● Direction: Leave the pictures out, and retype all of the material exactly as written.

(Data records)

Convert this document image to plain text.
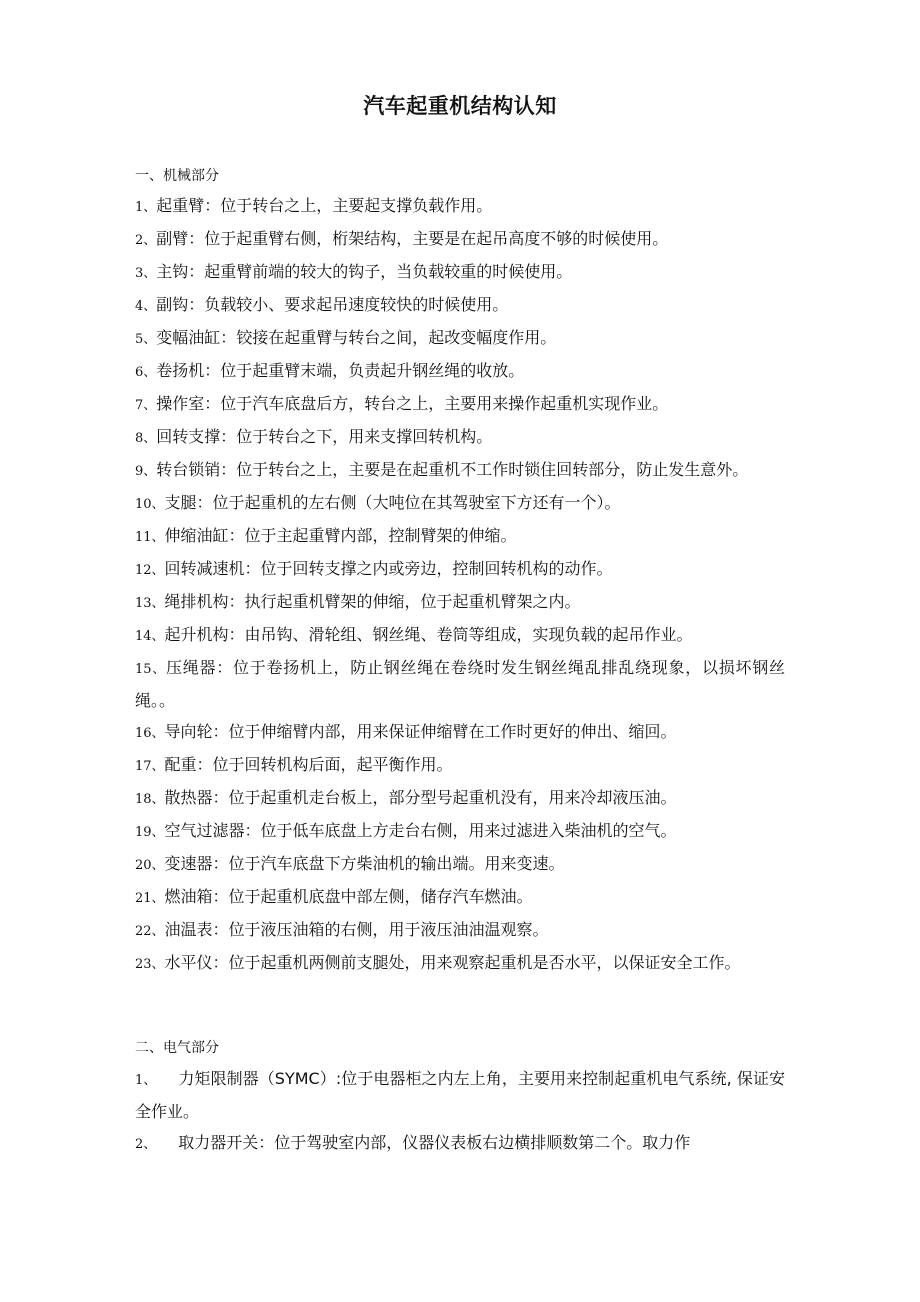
汽车起重机结构认知
一、机械部分
1、起重臂：位于转台之上，主要起支撑负载作用。
2、副臂：位于起重臂右侧，桁架结构，主要是在起吊高度不够的时候使用。
3、主钩：起重臂前端的较大的钩子，当负载较重的时候使用。
4、副钩：负载较小、要求起吊速度较快的时候使用。
5、变幅油缸：铰接在起重臂与转台之间，起改变幅度作用。
6、卷扬机：位于起重臂末端，负责起升钢丝绳的收放。
7、操作室：位于汽车底盘后方，转台之上，主要用来操作起重机实现作业。
8、回转支撑：位于转台之下，用来支撑回转机构。
9、转台锁销：位于转台之上，主要是在起重机不工作时锁住回转部分，防止发生意外。
10、支腿：位于起重机的左右侧（大吨位在其驾驶室下方还有一个）。
11、伸缩油缸：位于主起重臂内部，控制臂架的伸缩。
12、回转减速机：位于回转支撑之内或旁边，控制回转机构的动作。
13、绳排机构：执行起重机臂架的伸缩，位于起重机臂架之内。
14、起升机构：由吊钩、滑轮组、钢丝绳、卷筒等组成，实现负载的起吊作业。
15、压绳器：位于卷扬机上，防止钢丝绳在卷绕时发生钢丝绳乱排乱绕现象，以损坏钢丝绳。。
16、导向轮：位于伸缩臂内部，用来保证伸缩臂在工作时更好的伸出、缩回。
17、配重：位于回转机构后面，起平衡作用。
18、散热器：位于起重机走台板上，部分型号起重机没有，用来冷却液压油。
19、空气过滤器：位于低车底盘上方走台右侧，用来过滤进入柴油机的空气。
20、变速器：位于汽车底盘下方柴油机的输出端。用来变速。
21、燃油箱：位于起重机底盘中部左侧，储存汽车燃油。
22、油温表：位于液压油箱的右侧，用于液压油油温观察。
23、水平仪：位于起重机两侧前支腿处，用来观察起重机是否水平，以保证安全工作。
二、电气部分
1、 力矩限制器（SYMC）:位于电器柜之内左上角，主要用来控制起重机电气系统, 保证安全作业。
2、 取力器开关：位于驾驶室内部，仪器仪表板右边横排顺数第二个。取力作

● Solution:
Convert this document image to plain text.
汽车起重机结构认知
一、机械部分
1、起重臂：位于转台之上，主要起支撑负载作用。
2、副臂：位于起重臂右侧，桁架结构，主要是在起吊高度不够的时候使用。
3、主钩：起重臂前端的较大的钩子，当负载较重的时候使用。
4、副钩：负载较小、要求起吊速度较快的时候使用。
5、变幅油缸：铰接在起重臂与转台之间，起改变幅度作用。
6、卷扬机：位于起重臂末端，负责起升钢丝绳的收放。
7、操作室：位于汽车底盘后方，转台之上，主要用来操作起重机实现作业。
8、回转支撑：位于转台之下，用来支撑回转机构。
9、转台锁销：位于转台之上，主要是在起重机不工作时锁住回转部分，防止发生意外。
10、支腿：位于起重机的左右侧（大吨位在其驾驶室下方还有一个）。
11、伸缩油缸：位于主起重臂内部，控制臂架的伸缩。
12、回转减速机：位于回转支撑之内或旁边，控制回转机构的动作。
13、绳排机构：执行起重机臂架的伸缩，位于起重机臂架之内。
14、起升机构：由吊钩、滑轮组、钢丝绳、卷筒等组成，实现负载的起吊作业。
15、压绳器：位于卷扬机上，防止钢丝绳在卷绕时发生钢丝绳乱排乱绕现象，以损坏钢丝绳。。
16、导向轮：位于伸缩臂内部，用来保证伸缩臂在工作时更好的伸出、缩回。
17、配重：位于回转机构后面，起平衡作用。
18、散热器：位于起重机走台板上，部分型号起重机没有，用来冷却液压油。
19、空气过滤器：位于低车底盘上方走台右侧，用来过滤进入柴油机的空气。
20、变速器：位于汽车底盘下方柴油机的输出端。用来变速。
21、燃油箱：位于起重机底盘中部左侧，储存汽车燃油。
22、油温表：位于液压油箱的右侧，用于液压油油温观察。
23、水平仪：位于起重机两侧前支腿处，用来观察起重机是否水平，以保证安全工作。
二、电气部分
1、 力矩限制器（SYMC）:位于电器柜之内左上角，主要用来控制起重机电气系统, 保证安全作业。
2、 取力器开关：位于驾驶室内部，仪器仪表板右边横排顺数第二个。取力作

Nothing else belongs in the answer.